Written exercise => Wherever a line in the data below holds "Seniors", copy that line.

☆ ☆ ☆ ☆

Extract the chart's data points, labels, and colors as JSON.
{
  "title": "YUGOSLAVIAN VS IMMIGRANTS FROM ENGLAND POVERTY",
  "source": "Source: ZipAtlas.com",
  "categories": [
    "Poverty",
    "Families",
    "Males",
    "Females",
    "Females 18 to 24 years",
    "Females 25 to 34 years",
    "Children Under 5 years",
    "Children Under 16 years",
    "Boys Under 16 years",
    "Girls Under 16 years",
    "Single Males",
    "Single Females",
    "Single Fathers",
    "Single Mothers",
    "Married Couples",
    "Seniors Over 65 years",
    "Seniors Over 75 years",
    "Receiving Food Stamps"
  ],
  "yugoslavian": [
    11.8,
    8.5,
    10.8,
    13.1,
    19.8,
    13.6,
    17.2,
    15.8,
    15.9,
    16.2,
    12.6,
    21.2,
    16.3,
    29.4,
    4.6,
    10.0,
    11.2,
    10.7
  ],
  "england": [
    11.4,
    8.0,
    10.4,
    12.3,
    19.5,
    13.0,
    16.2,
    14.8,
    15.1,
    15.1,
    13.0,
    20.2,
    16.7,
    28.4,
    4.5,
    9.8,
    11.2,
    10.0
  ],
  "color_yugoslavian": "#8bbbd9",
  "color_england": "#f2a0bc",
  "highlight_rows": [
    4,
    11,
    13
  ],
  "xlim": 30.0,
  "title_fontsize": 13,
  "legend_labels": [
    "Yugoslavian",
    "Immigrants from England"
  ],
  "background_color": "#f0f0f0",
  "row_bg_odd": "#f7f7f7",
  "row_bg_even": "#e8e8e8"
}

☆ ☆ ☆ ☆

Exercise response =>
    "Seniors Over 65 years",
    "Seniors Over 75 years",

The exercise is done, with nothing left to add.